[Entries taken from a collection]

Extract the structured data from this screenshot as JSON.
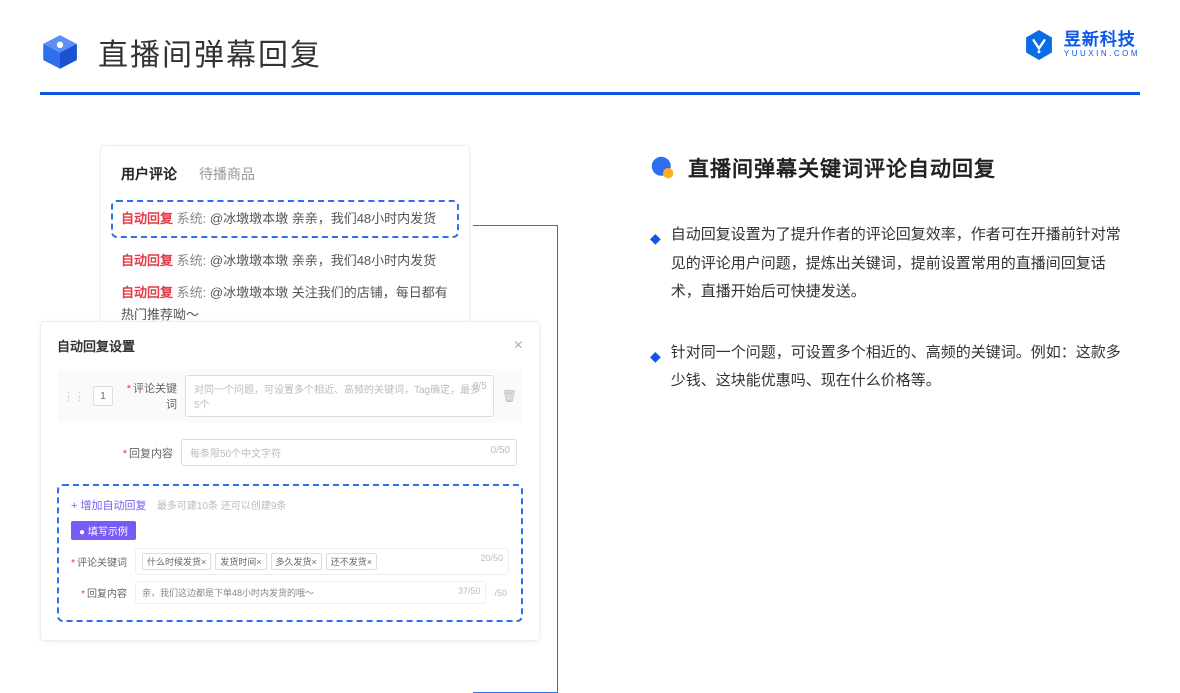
{
  "header": {
    "title": "直播间弹幕回复",
    "brand_name": "昱新科技",
    "brand_sub": "YUUXIN.COM"
  },
  "comment_card": {
    "tabs": {
      "active": "用户评论",
      "inactive": "待播商品"
    },
    "highlighted": {
      "tag": "自动回复",
      "sys": "系统:",
      "text": "@冰墩墩本墩 亲亲，我们48小时内发货"
    },
    "line2": {
      "tag": "自动回复",
      "sys": "系统:",
      "text": "@冰墩墩本墩 亲亲，我们48小时内发货"
    },
    "line3": {
      "tag": "自动回复",
      "sys": "系统:",
      "text": "@冰墩墩本墩 关注我们的店铺，每日都有热门推荐呦～"
    }
  },
  "settings": {
    "title": "自动回复设置",
    "row1": {
      "num": "1",
      "label": "评论关键词",
      "placeholder": "对同一个问题，可设置多个相近、高频的关键词，Tag确定，最多5个",
      "counter": "0/5"
    },
    "row2": {
      "label": "回复内容",
      "placeholder": "每条限50个中文字符",
      "counter": "0/50"
    },
    "add_link": "+ 增加自动回复",
    "add_hint": "最多可建10条 还可以创建9条",
    "example_badge": "● 填写示例",
    "ex_row1": {
      "label": "评论关键词",
      "tags": [
        "什么时候发货×",
        "发货时间×",
        "多久发货×",
        "还不发货×"
      ],
      "counter": "20/50"
    },
    "ex_row2": {
      "label": "回复内容",
      "text": "亲，我们这边都是下单48小时内发货的哦～",
      "counter": "37/50"
    },
    "outer_counter": "/50"
  },
  "right": {
    "section_title": "直播间弹幕关键词评论自动回复",
    "bullet1": "自动回复设置为了提升作者的评论回复效率，作者可在开播前针对常见的评论用户问题，提炼出关键词，提前设置常用的直播间回复话术，直播开始后可快捷发送。",
    "bullet2": "针对同一个问题，可设置多个相近的、高频的关键词。例如：这款多少钱、这块能优惠吗、现在什么价格等。"
  }
}
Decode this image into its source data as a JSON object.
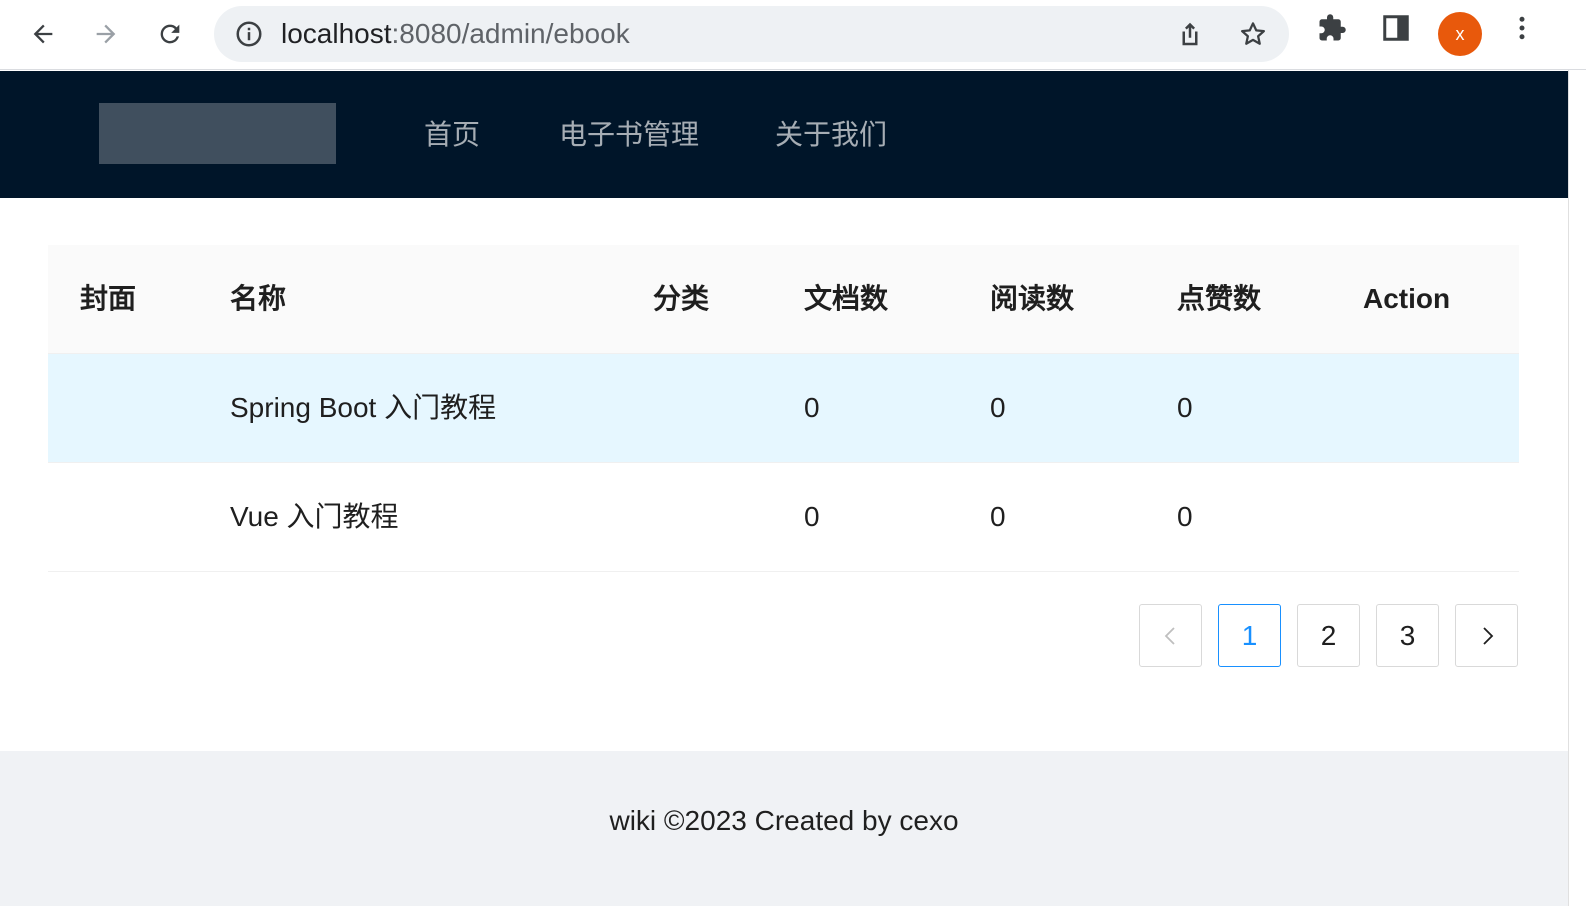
{
  "browser": {
    "url_host": "localhost",
    "url_path": ":8080/admin/ebook",
    "profile_initial": "x"
  },
  "header": {
    "menu": [
      {
        "label": "首页"
      },
      {
        "label": "电子书管理"
      },
      {
        "label": "关于我们"
      }
    ]
  },
  "table": {
    "columns": [
      "封面",
      "名称",
      "分类",
      "文档数",
      "阅读数",
      "点赞数",
      "Action"
    ],
    "rows": [
      {
        "cover": "",
        "name": "Spring Boot 入门教程",
        "category": "",
        "doc_count": "0",
        "view_count": "0",
        "vote_count": "0",
        "action": ""
      },
      {
        "cover": "",
        "name": "Vue 入门教程",
        "category": "",
        "doc_count": "0",
        "view_count": "0",
        "vote_count": "0",
        "action": ""
      }
    ]
  },
  "pagination": {
    "pages": [
      "1",
      "2",
      "3"
    ],
    "current": "1"
  },
  "footer": {
    "text": "wiki ©2023 Created by cexo"
  },
  "colors": {
    "header_bg": "#001529",
    "accent": "#1890ff",
    "row_hover": "#e6f7ff",
    "footer_bg": "#f0f2f5",
    "avatar": "#e8590c"
  }
}
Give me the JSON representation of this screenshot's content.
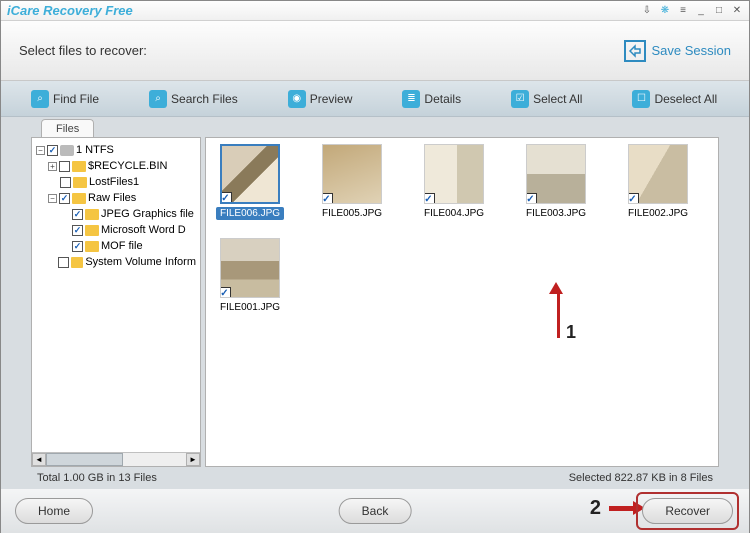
{
  "app": {
    "title": "iCare Recovery Free"
  },
  "header": {
    "prompt": "Select files to recover:",
    "save_session": "Save Session"
  },
  "toolbar": {
    "find_file": "Find File",
    "search_files": "Search Files",
    "preview": "Preview",
    "details": "Details",
    "select_all": "Select All",
    "deselect_all": "Deselect All"
  },
  "tabs": {
    "files": "Files"
  },
  "tree": {
    "root": "1 NTFS",
    "recycle": "$RECYCLE.BIN",
    "lost": "LostFiles1",
    "raw": "Raw Files",
    "jpeg": "JPEG Graphics file",
    "word": "Microsoft Word D",
    "mof": "MOF file",
    "svi": "System Volume Inform"
  },
  "files": [
    {
      "name": "FILE006.JPG",
      "checked": true,
      "selected": true,
      "thumb": "room1"
    },
    {
      "name": "FILE005.JPG",
      "checked": true,
      "selected": false,
      "thumb": "room2"
    },
    {
      "name": "FILE004.JPG",
      "checked": true,
      "selected": false,
      "thumb": "room3"
    },
    {
      "name": "FILE003.JPG",
      "checked": true,
      "selected": false,
      "thumb": "room4"
    },
    {
      "name": "FILE002.JPG",
      "checked": true,
      "selected": false,
      "thumb": "room5"
    },
    {
      "name": "FILE001.JPG",
      "checked": true,
      "selected": false,
      "thumb": "room6"
    }
  ],
  "status": {
    "total": "Total 1.00 GB in 13 Files",
    "selected": "Selected 822.87 KB in 8 Files"
  },
  "footer": {
    "home": "Home",
    "back": "Back",
    "recover": "Recover"
  },
  "annotations": {
    "one": "1",
    "two": "2"
  }
}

[INSTRUCTIONS FOR THE TASK] Go through the listing above and work out how many lines contain the string "data". Reply with the number alone.

[ANSWER BELOW] 2